═══ Selected excerpt
Thursday night, March 28, just before midnight, the gavel came down and brought the 2013 legislative session of the Georgia General Assembly to a close.
As always, the challenges were many, but it turned out to be a very productive session. I wanted to write a column and mention a couple of the more high profile items that were adopted this year and will write a subsequent column with a list of many of the bills that passed that did not receive as much media coverage.
I hope this will be helpful as residents seek information on what the General Assembly worked on during this session.
As always, the budget was of primary importance on the agenda for the 2013 session. House Bill 106 establishes the state budget for Fiscal Year 2014, running from July 1, 2013 to June 30, 2014.
The measure calls for a little above $19 billion in state spending and closely mirrors Gov. Deal’s original budget proposal, but includes a number of changes made by the House that benefit education, healthcare, and economic development.
Among additions made by the House are $38.3 million for Equalization Grants for education, $489,475 for continued expansion funding of all programs that provide physician residency training, $25.7 million for road projects throughout the state, and $4.3 million to help the Georgia Bureau of Investigation retain experienced, certified personnel who are on the front line of working to keep our state safe.
As a side note, this budget was the tenth budget produced by a Republican-controlled legislature since the voters put Republicans into the majority in the 2004 elections. In that time per-capita state spending, when adjusted for inflation, has declined more than 20 percent and we continue to be one of only seven states that retains our AAA bond rating.
With a growing state and a challenging economy during that time, I believe that is a testament to sound and conservative fiscal policies. Living within our means and making tough choices have been and will continue to be the hallmarks of government in Georgia.
A bill that I worked on in conjunction with Governor Deal’s office is HB 487. The measure is a comprehensive reformation of the Georgia code involving the regulation of Class B coin-operated amusement machines.
══════
═══ Supplied entries
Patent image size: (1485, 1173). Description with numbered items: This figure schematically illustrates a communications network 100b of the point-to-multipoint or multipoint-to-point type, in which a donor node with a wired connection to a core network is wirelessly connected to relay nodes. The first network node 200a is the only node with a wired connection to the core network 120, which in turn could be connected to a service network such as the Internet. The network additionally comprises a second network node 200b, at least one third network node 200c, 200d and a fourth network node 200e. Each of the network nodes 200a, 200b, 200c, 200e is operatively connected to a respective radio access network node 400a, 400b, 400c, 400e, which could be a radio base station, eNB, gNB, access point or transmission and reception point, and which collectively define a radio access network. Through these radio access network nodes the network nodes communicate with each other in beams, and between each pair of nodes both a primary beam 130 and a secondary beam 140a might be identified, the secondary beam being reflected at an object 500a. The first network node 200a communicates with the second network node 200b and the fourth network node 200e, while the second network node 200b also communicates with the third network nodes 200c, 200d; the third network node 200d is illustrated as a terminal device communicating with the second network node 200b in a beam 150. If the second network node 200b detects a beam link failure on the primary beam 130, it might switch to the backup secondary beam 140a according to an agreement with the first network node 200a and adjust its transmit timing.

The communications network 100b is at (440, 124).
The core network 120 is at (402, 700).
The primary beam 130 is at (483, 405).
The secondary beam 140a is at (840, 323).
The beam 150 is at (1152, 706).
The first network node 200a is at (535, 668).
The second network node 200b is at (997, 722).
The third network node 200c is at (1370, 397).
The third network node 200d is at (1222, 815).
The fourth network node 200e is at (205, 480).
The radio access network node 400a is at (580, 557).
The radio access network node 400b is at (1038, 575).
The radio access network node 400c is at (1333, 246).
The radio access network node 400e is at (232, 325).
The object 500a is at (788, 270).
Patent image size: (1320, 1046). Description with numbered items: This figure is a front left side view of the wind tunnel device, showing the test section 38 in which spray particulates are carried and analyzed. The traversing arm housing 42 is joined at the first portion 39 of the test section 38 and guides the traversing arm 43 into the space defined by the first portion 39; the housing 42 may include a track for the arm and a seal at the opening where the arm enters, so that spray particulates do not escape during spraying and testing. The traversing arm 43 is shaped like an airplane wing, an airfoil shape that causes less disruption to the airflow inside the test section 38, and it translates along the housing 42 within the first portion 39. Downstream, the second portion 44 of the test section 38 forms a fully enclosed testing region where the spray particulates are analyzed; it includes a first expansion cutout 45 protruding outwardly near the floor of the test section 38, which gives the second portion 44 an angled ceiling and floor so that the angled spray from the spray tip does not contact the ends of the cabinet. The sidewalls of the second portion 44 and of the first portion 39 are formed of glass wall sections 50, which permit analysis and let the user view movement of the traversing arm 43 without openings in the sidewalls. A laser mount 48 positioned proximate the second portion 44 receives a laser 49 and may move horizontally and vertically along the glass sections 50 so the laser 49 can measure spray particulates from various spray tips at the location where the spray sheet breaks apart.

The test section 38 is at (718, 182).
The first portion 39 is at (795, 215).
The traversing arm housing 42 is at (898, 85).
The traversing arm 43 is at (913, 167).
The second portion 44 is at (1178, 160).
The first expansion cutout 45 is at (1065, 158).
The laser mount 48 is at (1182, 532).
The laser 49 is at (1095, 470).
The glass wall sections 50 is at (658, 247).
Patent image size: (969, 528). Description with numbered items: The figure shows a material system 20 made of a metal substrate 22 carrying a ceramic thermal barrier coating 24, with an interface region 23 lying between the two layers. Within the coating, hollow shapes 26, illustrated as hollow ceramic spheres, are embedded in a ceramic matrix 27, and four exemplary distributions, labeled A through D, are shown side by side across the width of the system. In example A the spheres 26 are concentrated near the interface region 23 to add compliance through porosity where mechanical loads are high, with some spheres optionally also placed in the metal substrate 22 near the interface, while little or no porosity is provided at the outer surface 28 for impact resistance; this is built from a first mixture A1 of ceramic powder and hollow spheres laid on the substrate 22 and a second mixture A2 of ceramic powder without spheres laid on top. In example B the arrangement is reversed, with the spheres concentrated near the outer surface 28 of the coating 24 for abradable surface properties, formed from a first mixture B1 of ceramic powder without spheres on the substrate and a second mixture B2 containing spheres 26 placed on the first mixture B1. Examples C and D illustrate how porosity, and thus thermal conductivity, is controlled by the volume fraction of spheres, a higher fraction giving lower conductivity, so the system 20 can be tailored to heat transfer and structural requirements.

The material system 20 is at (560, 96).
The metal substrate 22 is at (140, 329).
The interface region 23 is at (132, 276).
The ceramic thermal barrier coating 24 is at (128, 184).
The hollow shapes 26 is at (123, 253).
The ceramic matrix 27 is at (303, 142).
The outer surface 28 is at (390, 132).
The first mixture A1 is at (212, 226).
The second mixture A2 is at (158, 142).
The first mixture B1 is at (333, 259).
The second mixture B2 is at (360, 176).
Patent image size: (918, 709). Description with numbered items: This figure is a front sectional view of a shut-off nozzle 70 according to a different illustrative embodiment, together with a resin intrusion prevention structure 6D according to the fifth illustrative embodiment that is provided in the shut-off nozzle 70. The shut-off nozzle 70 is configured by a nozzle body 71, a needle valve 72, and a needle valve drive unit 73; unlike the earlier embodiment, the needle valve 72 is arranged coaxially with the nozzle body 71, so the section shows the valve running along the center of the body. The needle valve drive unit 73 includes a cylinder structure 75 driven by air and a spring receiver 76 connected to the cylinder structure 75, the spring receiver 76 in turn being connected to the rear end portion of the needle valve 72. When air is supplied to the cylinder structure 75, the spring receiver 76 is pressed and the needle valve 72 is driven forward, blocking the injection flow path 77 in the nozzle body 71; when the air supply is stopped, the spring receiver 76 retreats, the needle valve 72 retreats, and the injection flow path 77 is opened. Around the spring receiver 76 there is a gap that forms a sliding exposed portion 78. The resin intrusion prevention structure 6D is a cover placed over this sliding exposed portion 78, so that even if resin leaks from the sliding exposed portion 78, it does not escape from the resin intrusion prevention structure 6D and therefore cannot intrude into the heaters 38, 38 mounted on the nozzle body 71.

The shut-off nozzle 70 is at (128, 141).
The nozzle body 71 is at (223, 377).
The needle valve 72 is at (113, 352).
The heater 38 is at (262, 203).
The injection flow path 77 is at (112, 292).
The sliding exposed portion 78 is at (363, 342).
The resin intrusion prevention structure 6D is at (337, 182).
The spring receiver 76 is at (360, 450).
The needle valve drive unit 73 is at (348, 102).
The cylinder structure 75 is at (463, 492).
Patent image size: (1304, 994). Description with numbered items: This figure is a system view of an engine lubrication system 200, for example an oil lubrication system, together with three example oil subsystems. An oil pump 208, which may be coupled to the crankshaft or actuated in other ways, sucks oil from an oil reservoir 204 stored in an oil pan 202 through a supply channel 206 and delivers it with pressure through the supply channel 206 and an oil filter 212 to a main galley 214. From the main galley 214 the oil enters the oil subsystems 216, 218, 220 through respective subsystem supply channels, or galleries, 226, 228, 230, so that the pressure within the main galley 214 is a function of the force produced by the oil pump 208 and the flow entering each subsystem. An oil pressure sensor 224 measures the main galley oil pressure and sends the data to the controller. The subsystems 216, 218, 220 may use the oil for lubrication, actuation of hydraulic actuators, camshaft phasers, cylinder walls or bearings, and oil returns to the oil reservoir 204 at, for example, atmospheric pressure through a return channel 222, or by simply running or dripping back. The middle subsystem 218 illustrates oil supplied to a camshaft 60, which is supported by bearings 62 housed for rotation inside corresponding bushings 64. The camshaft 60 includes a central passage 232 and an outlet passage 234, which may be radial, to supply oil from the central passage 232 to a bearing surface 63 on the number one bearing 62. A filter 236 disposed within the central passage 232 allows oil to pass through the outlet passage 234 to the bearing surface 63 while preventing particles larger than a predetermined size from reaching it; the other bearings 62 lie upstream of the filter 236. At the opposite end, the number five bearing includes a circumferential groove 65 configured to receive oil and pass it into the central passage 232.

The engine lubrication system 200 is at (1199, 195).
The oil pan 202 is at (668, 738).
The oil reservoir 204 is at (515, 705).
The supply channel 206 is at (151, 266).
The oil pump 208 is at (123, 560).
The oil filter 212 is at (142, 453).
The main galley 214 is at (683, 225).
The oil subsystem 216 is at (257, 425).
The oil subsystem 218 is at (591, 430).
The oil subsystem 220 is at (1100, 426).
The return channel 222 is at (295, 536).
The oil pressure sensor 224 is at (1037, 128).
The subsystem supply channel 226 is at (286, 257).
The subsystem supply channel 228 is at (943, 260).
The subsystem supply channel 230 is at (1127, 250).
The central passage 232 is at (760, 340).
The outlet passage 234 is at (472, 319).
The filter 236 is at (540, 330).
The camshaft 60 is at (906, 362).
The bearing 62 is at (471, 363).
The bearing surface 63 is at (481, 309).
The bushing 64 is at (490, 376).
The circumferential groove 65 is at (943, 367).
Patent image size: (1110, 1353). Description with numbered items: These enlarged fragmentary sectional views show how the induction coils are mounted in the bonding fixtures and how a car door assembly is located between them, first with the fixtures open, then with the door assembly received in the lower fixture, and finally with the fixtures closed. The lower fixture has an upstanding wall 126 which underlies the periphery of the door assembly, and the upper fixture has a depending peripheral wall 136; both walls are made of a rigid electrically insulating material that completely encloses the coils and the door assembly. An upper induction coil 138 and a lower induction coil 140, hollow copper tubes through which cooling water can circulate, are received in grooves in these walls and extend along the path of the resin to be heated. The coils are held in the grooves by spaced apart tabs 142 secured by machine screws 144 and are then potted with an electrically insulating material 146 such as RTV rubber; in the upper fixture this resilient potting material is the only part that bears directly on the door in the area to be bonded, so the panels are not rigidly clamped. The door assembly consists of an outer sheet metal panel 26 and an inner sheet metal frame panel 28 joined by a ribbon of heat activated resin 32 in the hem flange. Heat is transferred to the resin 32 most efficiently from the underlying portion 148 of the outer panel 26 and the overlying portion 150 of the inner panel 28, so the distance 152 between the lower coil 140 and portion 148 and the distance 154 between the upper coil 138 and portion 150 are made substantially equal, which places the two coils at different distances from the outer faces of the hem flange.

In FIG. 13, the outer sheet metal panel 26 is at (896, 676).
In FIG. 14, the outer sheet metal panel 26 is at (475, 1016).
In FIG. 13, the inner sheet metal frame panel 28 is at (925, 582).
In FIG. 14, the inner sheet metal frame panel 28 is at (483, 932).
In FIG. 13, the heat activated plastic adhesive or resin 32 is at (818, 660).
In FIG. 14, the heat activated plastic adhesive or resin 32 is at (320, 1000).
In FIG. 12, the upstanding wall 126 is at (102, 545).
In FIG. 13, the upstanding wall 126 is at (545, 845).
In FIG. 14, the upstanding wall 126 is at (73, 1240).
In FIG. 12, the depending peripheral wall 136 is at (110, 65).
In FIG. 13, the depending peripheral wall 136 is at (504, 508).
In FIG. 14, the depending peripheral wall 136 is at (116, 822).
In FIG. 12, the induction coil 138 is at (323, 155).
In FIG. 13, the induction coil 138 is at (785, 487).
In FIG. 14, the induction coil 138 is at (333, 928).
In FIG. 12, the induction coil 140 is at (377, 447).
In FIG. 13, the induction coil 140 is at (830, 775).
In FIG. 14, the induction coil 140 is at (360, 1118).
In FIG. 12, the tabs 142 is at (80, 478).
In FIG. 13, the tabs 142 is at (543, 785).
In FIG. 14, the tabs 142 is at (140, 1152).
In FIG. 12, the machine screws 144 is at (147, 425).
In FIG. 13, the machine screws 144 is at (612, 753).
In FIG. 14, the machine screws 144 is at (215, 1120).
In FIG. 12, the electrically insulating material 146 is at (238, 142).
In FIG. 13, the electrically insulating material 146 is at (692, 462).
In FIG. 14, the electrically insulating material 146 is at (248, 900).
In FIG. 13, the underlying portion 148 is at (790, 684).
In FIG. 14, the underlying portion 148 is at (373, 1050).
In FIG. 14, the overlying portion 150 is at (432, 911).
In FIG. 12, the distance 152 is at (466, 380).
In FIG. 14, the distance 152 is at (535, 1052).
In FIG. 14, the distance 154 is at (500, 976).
══════
(Challenge A): Condense the paragraph of the session column that begins "Among additions made by the House" into a bulleted list, keeping each amount and its purpose.
(Challenge B): According to the session column, what dates does the Fiscal Year 2014 budget in House Bill 106 cover?
(Challenge C): Reproduce the session column word for word from "Thursday night, March" to "much media coverage.".

(Full answer A):
House additions to the budget:
- $38.3 million for Equalization Grants for education
- $489,475 for continued expansion funding of all physician residency training programs
- $25.7 million for road projects throughout the state
- $4.3 million to help the Georgia Bureau of Investigation retain experienced, certified personnel

(Full answer B): July 1, 2013 to June 30, 2014.

(Full answer C):
Thursday night, March 28, just before midnight, the gavel came down and brought the 2013 legislative session of the Georgia General Assembly to a close.
As always, the challenges were many, but it turned out to be a very productive session. I wanted to write a column and mention a couple of the more high profile items that were adopted this year and will write a subsequent column with a list of many of the bills that passed that did not receive as much media coverage.